- _The exercise_: Rewrite these records with "legend-entry" swapped for "legend-item" everywhere it appears, leaving everything else as it is.

- _Information given_:

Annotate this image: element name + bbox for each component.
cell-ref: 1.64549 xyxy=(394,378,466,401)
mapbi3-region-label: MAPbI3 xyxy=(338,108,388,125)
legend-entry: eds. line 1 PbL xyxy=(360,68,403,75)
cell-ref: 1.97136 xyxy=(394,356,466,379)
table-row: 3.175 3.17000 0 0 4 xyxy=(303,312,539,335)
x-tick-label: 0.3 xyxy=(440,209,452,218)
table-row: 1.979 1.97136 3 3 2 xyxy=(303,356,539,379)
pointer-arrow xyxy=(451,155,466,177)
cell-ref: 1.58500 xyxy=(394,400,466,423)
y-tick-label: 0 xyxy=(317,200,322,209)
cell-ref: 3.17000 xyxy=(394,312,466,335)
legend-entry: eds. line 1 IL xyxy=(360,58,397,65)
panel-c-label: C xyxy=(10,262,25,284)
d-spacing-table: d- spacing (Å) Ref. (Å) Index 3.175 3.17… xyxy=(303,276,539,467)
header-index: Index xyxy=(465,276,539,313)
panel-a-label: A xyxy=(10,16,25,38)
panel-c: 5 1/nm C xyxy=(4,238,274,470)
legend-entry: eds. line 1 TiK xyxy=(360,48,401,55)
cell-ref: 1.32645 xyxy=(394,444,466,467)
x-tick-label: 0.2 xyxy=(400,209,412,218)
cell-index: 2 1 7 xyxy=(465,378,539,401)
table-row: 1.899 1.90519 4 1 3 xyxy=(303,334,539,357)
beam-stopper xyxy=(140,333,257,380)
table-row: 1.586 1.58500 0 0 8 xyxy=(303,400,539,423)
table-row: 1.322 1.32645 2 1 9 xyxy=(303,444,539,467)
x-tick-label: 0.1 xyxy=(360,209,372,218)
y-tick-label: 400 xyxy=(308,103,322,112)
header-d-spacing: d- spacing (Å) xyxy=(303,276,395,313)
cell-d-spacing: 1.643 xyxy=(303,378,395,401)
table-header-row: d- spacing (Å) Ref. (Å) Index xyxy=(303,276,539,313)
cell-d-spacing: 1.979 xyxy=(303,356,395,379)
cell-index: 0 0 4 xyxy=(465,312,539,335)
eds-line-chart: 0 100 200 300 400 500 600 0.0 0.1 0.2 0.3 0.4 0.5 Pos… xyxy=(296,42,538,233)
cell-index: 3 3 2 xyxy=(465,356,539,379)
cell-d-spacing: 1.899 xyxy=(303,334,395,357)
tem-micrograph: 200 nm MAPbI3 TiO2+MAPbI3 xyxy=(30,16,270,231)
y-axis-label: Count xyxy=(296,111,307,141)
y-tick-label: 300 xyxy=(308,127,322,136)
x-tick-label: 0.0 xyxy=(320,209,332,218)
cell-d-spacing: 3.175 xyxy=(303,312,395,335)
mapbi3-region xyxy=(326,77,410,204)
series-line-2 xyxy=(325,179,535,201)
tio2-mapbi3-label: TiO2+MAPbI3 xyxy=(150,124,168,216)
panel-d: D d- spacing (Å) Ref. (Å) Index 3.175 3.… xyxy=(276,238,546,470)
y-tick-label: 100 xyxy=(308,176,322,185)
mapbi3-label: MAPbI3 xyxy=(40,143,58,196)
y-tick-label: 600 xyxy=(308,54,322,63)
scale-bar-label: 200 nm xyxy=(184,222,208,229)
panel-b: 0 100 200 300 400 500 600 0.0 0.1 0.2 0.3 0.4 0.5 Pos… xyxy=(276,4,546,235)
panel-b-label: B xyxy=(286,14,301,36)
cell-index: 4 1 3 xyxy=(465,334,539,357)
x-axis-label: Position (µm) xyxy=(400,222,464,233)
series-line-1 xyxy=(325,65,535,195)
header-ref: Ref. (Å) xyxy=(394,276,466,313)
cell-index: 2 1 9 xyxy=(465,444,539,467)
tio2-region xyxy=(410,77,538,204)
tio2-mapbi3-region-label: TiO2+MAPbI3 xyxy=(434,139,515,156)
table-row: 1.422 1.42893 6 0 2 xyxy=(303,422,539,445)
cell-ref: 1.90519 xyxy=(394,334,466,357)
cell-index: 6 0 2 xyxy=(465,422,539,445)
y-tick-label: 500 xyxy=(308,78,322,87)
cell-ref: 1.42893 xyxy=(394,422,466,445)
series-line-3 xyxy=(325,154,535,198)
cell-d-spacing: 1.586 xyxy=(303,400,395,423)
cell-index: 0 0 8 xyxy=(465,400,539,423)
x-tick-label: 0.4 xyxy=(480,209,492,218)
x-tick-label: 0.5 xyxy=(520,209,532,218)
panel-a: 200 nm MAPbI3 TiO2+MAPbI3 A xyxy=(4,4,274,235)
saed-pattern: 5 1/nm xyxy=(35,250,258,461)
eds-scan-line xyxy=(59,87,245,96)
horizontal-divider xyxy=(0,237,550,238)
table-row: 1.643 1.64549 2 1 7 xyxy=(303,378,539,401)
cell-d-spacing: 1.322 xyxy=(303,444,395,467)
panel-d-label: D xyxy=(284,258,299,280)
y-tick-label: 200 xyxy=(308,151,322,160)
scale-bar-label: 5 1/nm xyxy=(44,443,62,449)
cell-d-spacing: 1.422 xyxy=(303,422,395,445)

- _Final result_:
Annotate this image: element name + bbox for each component.
cell-ref: 1.64549 xyxy=(394,378,466,401)
mapbi3-region-label: MAPbI3 xyxy=(338,108,388,125)
legend-item: eds. line 1 PbL xyxy=(360,68,403,75)
cell-ref: 1.97136 xyxy=(394,356,466,379)
table-row: 3.175 3.17000 0 0 4 xyxy=(303,312,539,335)
x-tick-label: 0.3 xyxy=(440,209,452,218)
table-row: 1.979 1.97136 3 3 2 xyxy=(303,356,539,379)
pointer-arrow xyxy=(451,155,466,177)
cell-ref: 1.58500 xyxy=(394,400,466,423)
y-tick-label: 0 xyxy=(317,200,322,209)
cell-ref: 3.17000 xyxy=(394,312,466,335)
legend-item: eds. line 1 IL xyxy=(360,58,397,65)
panel-c-label: C xyxy=(10,262,25,284)
d-spacing-table: d- spacing (Å) Ref. (Å) Index 3.175 3.17… xyxy=(303,276,539,467)
header-index: Index xyxy=(465,276,539,313)
panel-a-label: A xyxy=(10,16,25,38)
panel-c: 5 1/nm C xyxy=(4,238,274,470)
legend-item: eds. line 1 TiK xyxy=(360,48,401,55)
cell-ref: 1.32645 xyxy=(394,444,466,467)
x-tick-label: 0.2 xyxy=(400,209,412,218)
cell-index: 2 1 7 xyxy=(465,378,539,401)
table-row: 1.899 1.90519 4 1 3 xyxy=(303,334,539,357)
beam-stopper xyxy=(140,333,257,380)
table-row: 1.586 1.58500 0 0 8 xyxy=(303,400,539,423)
table-row: 1.322 1.32645 2 1 9 xyxy=(303,444,539,467)
x-tick-label: 0.1 xyxy=(360,209,372,218)
y-tick-label: 400 xyxy=(308,103,322,112)
header-d-spacing: d- spacing (Å) xyxy=(303,276,395,313)
cell-d-spacing: 1.643 xyxy=(303,378,395,401)
table-header-row: d- spacing (Å) Ref. (Å) Index xyxy=(303,276,539,313)
cell-d-spacing: 1.979 xyxy=(303,356,395,379)
cell-index: 0 0 4 xyxy=(465,312,539,335)
eds-line-chart: 0 100 200 300 400 500 600 0.0 0.1 0.2 0.3 0.4 0.5 Pos… xyxy=(296,42,538,233)
cell-index: 3 3 2 xyxy=(465,356,539,379)
cell-d-spacing: 1.899 xyxy=(303,334,395,357)
tem-micrograph: 200 nm MAPbI3 TiO2+MAPbI3 xyxy=(30,16,270,231)
y-axis-label: Count xyxy=(296,111,307,141)
y-tick-label: 300 xyxy=(308,127,322,136)
x-tick-label: 0.0 xyxy=(320,209,332,218)
cell-d-spacing: 3.175 xyxy=(303,312,395,335)
mapbi3-region xyxy=(326,77,410,204)
series-line-2 xyxy=(325,179,535,201)
tio2-mapbi3-label: TiO2+MAPbI3 xyxy=(150,124,168,216)
panel-d: D d- spacing (Å) Ref. (Å) Index 3.175 3.… xyxy=(276,238,546,470)
y-tick-label: 100 xyxy=(308,176,322,185)
mapbi3-label: MAPbI3 xyxy=(40,143,58,196)
y-tick-label: 600 xyxy=(308,54,322,63)
scale-bar-label: 200 nm xyxy=(184,222,208,229)
panel-b: 0 100 200 300 400 500 600 0.0 0.1 0.2 0.3 0.4 0.5 Pos… xyxy=(276,4,546,235)
panel-b-label: B xyxy=(286,14,301,36)
cell-index: 4 1 3 xyxy=(465,334,539,357)
x-axis-label: Position (µm) xyxy=(400,222,464,233)
series-line-1 xyxy=(325,65,535,195)
header-ref: Ref. (Å) xyxy=(394,276,466,313)
cell-index: 2 1 9 xyxy=(465,444,539,467)
tio2-region xyxy=(410,77,538,204)
tio2-mapbi3-region-label: TiO2+MAPbI3 xyxy=(434,139,515,156)
table-row: 1.422 1.42893 6 0 2 xyxy=(303,422,539,445)
cell-ref: 1.90519 xyxy=(394,334,466,357)
cell-index: 6 0 2 xyxy=(465,422,539,445)
y-tick-label: 500 xyxy=(308,78,322,87)
cell-ref: 1.42893 xyxy=(394,422,466,445)
series-line-3 xyxy=(325,154,535,198)
cell-d-spacing: 1.586 xyxy=(303,400,395,423)
cell-index: 0 0 8 xyxy=(465,400,539,423)
x-tick-label: 0.4 xyxy=(480,209,492,218)
x-tick-label: 0.5 xyxy=(520,209,532,218)
panel-a: 200 nm MAPbI3 TiO2+MAPbI3 A xyxy=(4,4,274,235)
saed-pattern: 5 1/nm xyxy=(35,250,258,461)
eds-scan-line xyxy=(59,87,245,96)
horizontal-divider xyxy=(0,237,550,238)
table-row: 1.643 1.64549 2 1 7 xyxy=(303,378,539,401)
cell-d-spacing: 1.322 xyxy=(303,444,395,467)
panel-d-label: D xyxy=(284,258,299,280)
y-tick-label: 200 xyxy=(308,151,322,160)
scale-bar-label: 5 1/nm xyxy=(44,443,62,449)
cell-d-spacing: 1.422 xyxy=(303,422,395,445)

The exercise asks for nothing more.